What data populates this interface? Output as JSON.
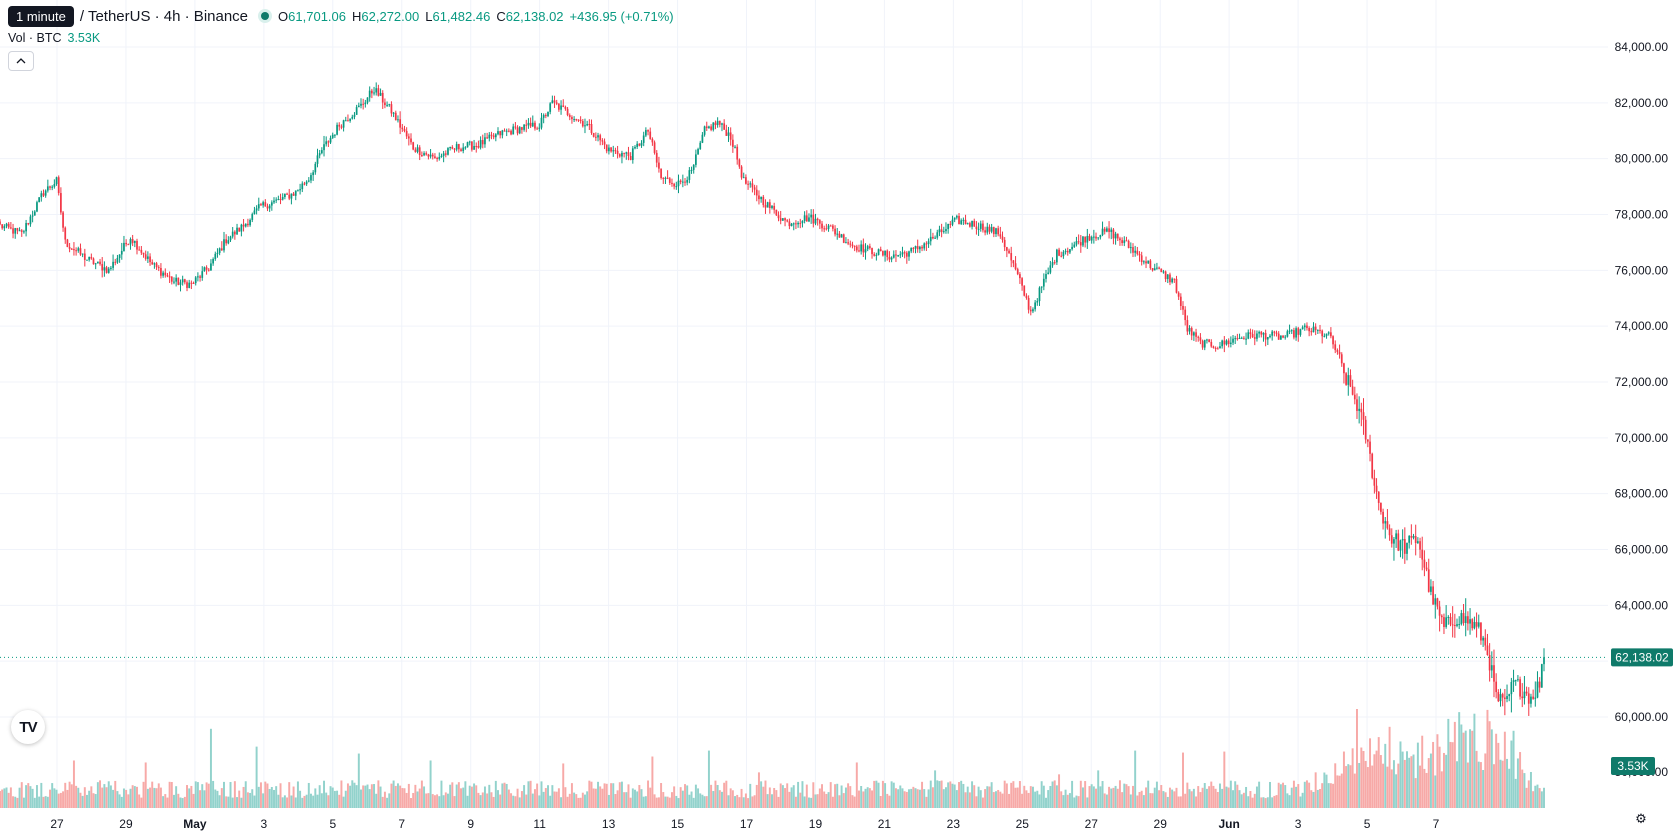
{
  "header": {
    "tooltip": "1 minute",
    "symbol": "/ TetherUS · 4h · Binance",
    "open_label": "O",
    "open_value": "61,701.06",
    "high_label": "H",
    "high_value": "62,272.00",
    "low_label": "L",
    "low_value": "61,482.46",
    "close_label": "C",
    "close_value": "62,138.02",
    "change": "+436.95 (+0.71%)"
  },
  "volume_legend": {
    "label": "Vol · BTC",
    "value": "3.53K"
  },
  "controls": {
    "collapse_icon": "chevron-up-icon",
    "logo_icon": "tradingview-logo-icon",
    "logo_text": "TV",
    "settings_icon": "gear-icon",
    "settings_glyph": "⚙"
  },
  "chart_data": {
    "type": "candlestick",
    "title": "",
    "price_axis": {
      "ticks": [
        60000,
        62000,
        64000,
        66000,
        68000,
        70000,
        72000,
        74000,
        76000,
        78000,
        80000,
        82000,
        84000
      ],
      "tick_labels": [
        "60,000.00",
        "62,000.00",
        "64,000.00",
        "66,000.00",
        "68,000.00",
        "70,000.00",
        "72,000.00",
        "74,000.00",
        "76,000.00",
        "78,000.00",
        "80,000.00",
        "82,000.00",
        "84,000.00"
      ],
      "range": [
        57500,
        85000
      ],
      "volume_tick_label": "50,000.00"
    },
    "last_price": {
      "value": 62138.02,
      "label": "62,138.02"
    },
    "last_volume": {
      "label": "3.53K"
    },
    "time_axis": {
      "labels": [
        "27",
        "29",
        "May",
        "3",
        "5",
        "7",
        "9",
        "11",
        "13",
        "15",
        "17",
        "19",
        "21",
        "23",
        "25",
        "27",
        "29",
        "Jun",
        "3",
        "5",
        "7"
      ],
      "bold": [
        false,
        false,
        true,
        false,
        false,
        false,
        false,
        false,
        false,
        false,
        false,
        false,
        false,
        false,
        false,
        false,
        false,
        true,
        false,
        false,
        false
      ]
    },
    "price_anchors": [
      [
        0,
        77600
      ],
      [
        10,
        77300
      ],
      [
        20,
        78800
      ],
      [
        26,
        79200
      ],
      [
        30,
        77000
      ],
      [
        40,
        76400
      ],
      [
        50,
        76000
      ],
      [
        60,
        77200
      ],
      [
        70,
        76200
      ],
      [
        80,
        75600
      ],
      [
        88,
        75500
      ],
      [
        96,
        76100
      ],
      [
        104,
        77100
      ],
      [
        112,
        77600
      ],
      [
        120,
        78300
      ],
      [
        128,
        78500
      ],
      [
        136,
        78800
      ],
      [
        142,
        79300
      ],
      [
        148,
        80300
      ],
      [
        156,
        81200
      ],
      [
        166,
        81900
      ],
      [
        172,
        82500
      ],
      [
        180,
        81700
      ],
      [
        190,
        80400
      ],
      [
        200,
        80000
      ],
      [
        210,
        80400
      ],
      [
        220,
        80500
      ],
      [
        230,
        80900
      ],
      [
        240,
        81100
      ],
      [
        248,
        81200
      ],
      [
        254,
        82000
      ],
      [
        262,
        81600
      ],
      [
        270,
        81200
      ],
      [
        280,
        80300
      ],
      [
        290,
        80100
      ],
      [
        298,
        81000
      ],
      [
        304,
        79300
      ],
      [
        312,
        79100
      ],
      [
        318,
        79500
      ],
      [
        324,
        81000
      ],
      [
        330,
        81300
      ],
      [
        336,
        80800
      ],
      [
        342,
        79200
      ],
      [
        352,
        78400
      ],
      [
        362,
        77700
      ],
      [
        372,
        77900
      ],
      [
        382,
        77500
      ],
      [
        392,
        76900
      ],
      [
        400,
        76700
      ],
      [
        410,
        76500
      ],
      [
        420,
        76700
      ],
      [
        430,
        77200
      ],
      [
        440,
        77800
      ],
      [
        450,
        77600
      ],
      [
        460,
        77300
      ],
      [
        468,
        75800
      ],
      [
        474,
        74500
      ],
      [
        480,
        75600
      ],
      [
        486,
        76600
      ],
      [
        492,
        76800
      ],
      [
        500,
        77200
      ],
      [
        510,
        77400
      ],
      [
        520,
        76800
      ],
      [
        530,
        76100
      ],
      [
        540,
        75600
      ],
      [
        546,
        73900
      ],
      [
        552,
        73400
      ],
      [
        560,
        73300
      ],
      [
        570,
        73600
      ],
      [
        580,
        73700
      ],
      [
        590,
        73600
      ],
      [
        600,
        73900
      ],
      [
        606,
        73800
      ],
      [
        612,
        73600
      ],
      [
        618,
        72300
      ],
      [
        624,
        71200
      ],
      [
        628,
        70100
      ],
      [
        634,
        67600
      ],
      [
        640,
        66400
      ],
      [
        646,
        66100
      ],
      [
        652,
        66400
      ],
      [
        658,
        64400
      ],
      [
        664,
        63200
      ],
      [
        670,
        63600
      ],
      [
        676,
        63400
      ],
      [
        680,
        63100
      ],
      [
        684,
        62400
      ],
      [
        688,
        60700
      ],
      [
        692,
        60400
      ],
      [
        696,
        61200
      ],
      [
        700,
        61000
      ],
      [
        704,
        60700
      ],
      [
        708,
        61200
      ],
      [
        710,
        62138
      ]
    ],
    "volume_profile": [
      [
        0,
        0.2
      ],
      [
        600,
        0.2
      ],
      [
        612,
        0.35
      ],
      [
        616,
        0.55
      ],
      [
        640,
        0.5
      ],
      [
        660,
        0.55
      ],
      [
        676,
        0.8
      ],
      [
        690,
        0.65
      ],
      [
        700,
        0.4
      ],
      [
        706,
        0.2
      ],
      [
        710,
        0.16
      ]
    ],
    "volume_spikes": [
      [
        34,
        0.48
      ],
      [
        67,
        0.46
      ],
      [
        97,
        0.8
      ],
      [
        118,
        0.62
      ],
      [
        165,
        0.55
      ],
      [
        198,
        0.48
      ],
      [
        259,
        0.45
      ],
      [
        300,
        0.52
      ],
      [
        326,
        0.58
      ],
      [
        349,
        0.36
      ],
      [
        394,
        0.46
      ],
      [
        430,
        0.38
      ],
      [
        487,
        0.34
      ],
      [
        505,
        0.38
      ],
      [
        522,
        0.58
      ],
      [
        544,
        0.56
      ],
      [
        563,
        0.57
      ],
      [
        624,
        1.0
      ],
      [
        639,
        0.82
      ],
      [
        650,
        0.54
      ],
      [
        658,
        0.55
      ],
      [
        666,
        0.9
      ],
      [
        677,
        0.78
      ],
      [
        688,
        0.75
      ],
      [
        696,
        0.78
      ]
    ],
    "num_candles": 711,
    "colors": {
      "up": "#089981",
      "down": "#f23645",
      "vol_up": "#92d2cc",
      "vol_down": "#f7a9a7",
      "grid": "#f0f3fa"
    }
  }
}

◇ ◇ ◇ ◇ ◇ ◇ ◇

**SET EXERCISE**
Quote all the lines above exactly as given. Do not include the pictures.

**SOLUTION TO THIS PROBLEM**
What data populates this interface? Output as JSON.
{
  "header": {
    "tooltip": "1 minute",
    "symbol": "/ TetherUS · 4h · Binance",
    "open_label": "O",
    "open_value": "61,701.06",
    "high_label": "H",
    "high_value": "62,272.00",
    "low_label": "L",
    "low_value": "61,482.46",
    "close_label": "C",
    "close_value": "62,138.02",
    "change": "+436.95 (+0.71%)"
  },
  "volume_legend": {
    "label": "Vol · BTC",
    "value": "3.53K"
  },
  "controls": {
    "collapse_icon": "chevron-up-icon",
    "logo_icon": "tradingview-logo-icon",
    "logo_text": "TV",
    "settings_icon": "gear-icon",
    "settings_glyph": "⚙"
  },
  "chart_data": {
    "type": "candlestick",
    "title": "",
    "price_axis": {
      "ticks": [
        60000,
        62000,
        64000,
        66000,
        68000,
        70000,
        72000,
        74000,
        76000,
        78000,
        80000,
        82000,
        84000
      ],
      "tick_labels": [
        "60,000.00",
        "62,000.00",
        "64,000.00",
        "66,000.00",
        "68,000.00",
        "70,000.00",
        "72,000.00",
        "74,000.00",
        "76,000.00",
        "78,000.00",
        "80,000.00",
        "82,000.00",
        "84,000.00"
      ],
      "range": [
        57500,
        85000
      ],
      "volume_tick_label": "50,000.00"
    },
    "last_price": {
      "value": 62138.02,
      "label": "62,138.02"
    },
    "last_volume": {
      "label": "3.53K"
    },
    "time_axis": {
      "labels": [
        "27",
        "29",
        "May",
        "3",
        "5",
        "7",
        "9",
        "11",
        "13",
        "15",
        "17",
        "19",
        "21",
        "23",
        "25",
        "27",
        "29",
        "Jun",
        "3",
        "5",
        "7"
      ],
      "bold": [
        false,
        false,
        true,
        false,
        false,
        false,
        false,
        false,
        false,
        false,
        false,
        false,
        false,
        false,
        false,
        false,
        false,
        true,
        false,
        false,
        false
      ]
    },
    "price_anchors": [
      [
        0,
        77600
      ],
      [
        10,
        77300
      ],
      [
        20,
        78800
      ],
      [
        26,
        79200
      ],
      [
        30,
        77000
      ],
      [
        40,
        76400
      ],
      [
        50,
        76000
      ],
      [
        60,
        77200
      ],
      [
        70,
        76200
      ],
      [
        80,
        75600
      ],
      [
        88,
        75500
      ],
      [
        96,
        76100
      ],
      [
        104,
        77100
      ],
      [
        112,
        77600
      ],
      [
        120,
        78300
      ],
      [
        128,
        78500
      ],
      [
        136,
        78800
      ],
      [
        142,
        79300
      ],
      [
        148,
        80300
      ],
      [
        156,
        81200
      ],
      [
        166,
        81900
      ],
      [
        172,
        82500
      ],
      [
        180,
        81700
      ],
      [
        190,
        80400
      ],
      [
        200,
        80000
      ],
      [
        210,
        80400
      ],
      [
        220,
        80500
      ],
      [
        230,
        80900
      ],
      [
        240,
        81100
      ],
      [
        248,
        81200
      ],
      [
        254,
        82000
      ],
      [
        262,
        81600
      ],
      [
        270,
        81200
      ],
      [
        280,
        80300
      ],
      [
        290,
        80100
      ],
      [
        298,
        81000
      ],
      [
        304,
        79300
      ],
      [
        312,
        79100
      ],
      [
        318,
        79500
      ],
      [
        324,
        81000
      ],
      [
        330,
        81300
      ],
      [
        336,
        80800
      ],
      [
        342,
        79200
      ],
      [
        352,
        78400
      ],
      [
        362,
        77700
      ],
      [
        372,
        77900
      ],
      [
        382,
        77500
      ],
      [
        392,
        76900
      ],
      [
        400,
        76700
      ],
      [
        410,
        76500
      ],
      [
        420,
        76700
      ],
      [
        430,
        77200
      ],
      [
        440,
        77800
      ],
      [
        450,
        77600
      ],
      [
        460,
        77300
      ],
      [
        468,
        75800
      ],
      [
        474,
        74500
      ],
      [
        480,
        75600
      ],
      [
        486,
        76600
      ],
      [
        492,
        76800
      ],
      [
        500,
        77200
      ],
      [
        510,
        77400
      ],
      [
        520,
        76800
      ],
      [
        530,
        76100
      ],
      [
        540,
        75600
      ],
      [
        546,
        73900
      ],
      [
        552,
        73400
      ],
      [
        560,
        73300
      ],
      [
        570,
        73600
      ],
      [
        580,
        73700
      ],
      [
        590,
        73600
      ],
      [
        600,
        73900
      ],
      [
        606,
        73800
      ],
      [
        612,
        73600
      ],
      [
        618,
        72300
      ],
      [
        624,
        71200
      ],
      [
        628,
        70100
      ],
      [
        634,
        67600
      ],
      [
        640,
        66400
      ],
      [
        646,
        66100
      ],
      [
        652,
        66400
      ],
      [
        658,
        64400
      ],
      [
        664,
        63200
      ],
      [
        670,
        63600
      ],
      [
        676,
        63400
      ],
      [
        680,
        63100
      ],
      [
        684,
        62400
      ],
      [
        688,
        60700
      ],
      [
        692,
        60400
      ],
      [
        696,
        61200
      ],
      [
        700,
        61000
      ],
      [
        704,
        60700
      ],
      [
        708,
        61200
      ],
      [
        710,
        62138
      ]
    ],
    "volume_profile": [
      [
        0,
        0.2
      ],
      [
        600,
        0.2
      ],
      [
        612,
        0.35
      ],
      [
        616,
        0.55
      ],
      [
        640,
        0.5
      ],
      [
        660,
        0.55
      ],
      [
        676,
        0.8
      ],
      [
        690,
        0.65
      ],
      [
        700,
        0.4
      ],
      [
        706,
        0.2
      ],
      [
        710,
        0.16
      ]
    ],
    "volume_spikes": [
      [
        34,
        0.48
      ],
      [
        67,
        0.46
      ],
      [
        97,
        0.8
      ],
      [
        118,
        0.62
      ],
      [
        165,
        0.55
      ],
      [
        198,
        0.48
      ],
      [
        259,
        0.45
      ],
      [
        300,
        0.52
      ],
      [
        326,
        0.58
      ],
      [
        349,
        0.36
      ],
      [
        394,
        0.46
      ],
      [
        430,
        0.38
      ],
      [
        487,
        0.34
      ],
      [
        505,
        0.38
      ],
      [
        522,
        0.58
      ],
      [
        544,
        0.56
      ],
      [
        563,
        0.57
      ],
      [
        624,
        1.0
      ],
      [
        639,
        0.82
      ],
      [
        650,
        0.54
      ],
      [
        658,
        0.55
      ],
      [
        666,
        0.9
      ],
      [
        677,
        0.78
      ],
      [
        688,
        0.75
      ],
      [
        696,
        0.78
      ]
    ],
    "num_candles": 711,
    "colors": {
      "up": "#089981",
      "down": "#f23645",
      "vol_up": "#92d2cc",
      "vol_down": "#f7a9a7",
      "grid": "#f0f3fa"
    }
  }
}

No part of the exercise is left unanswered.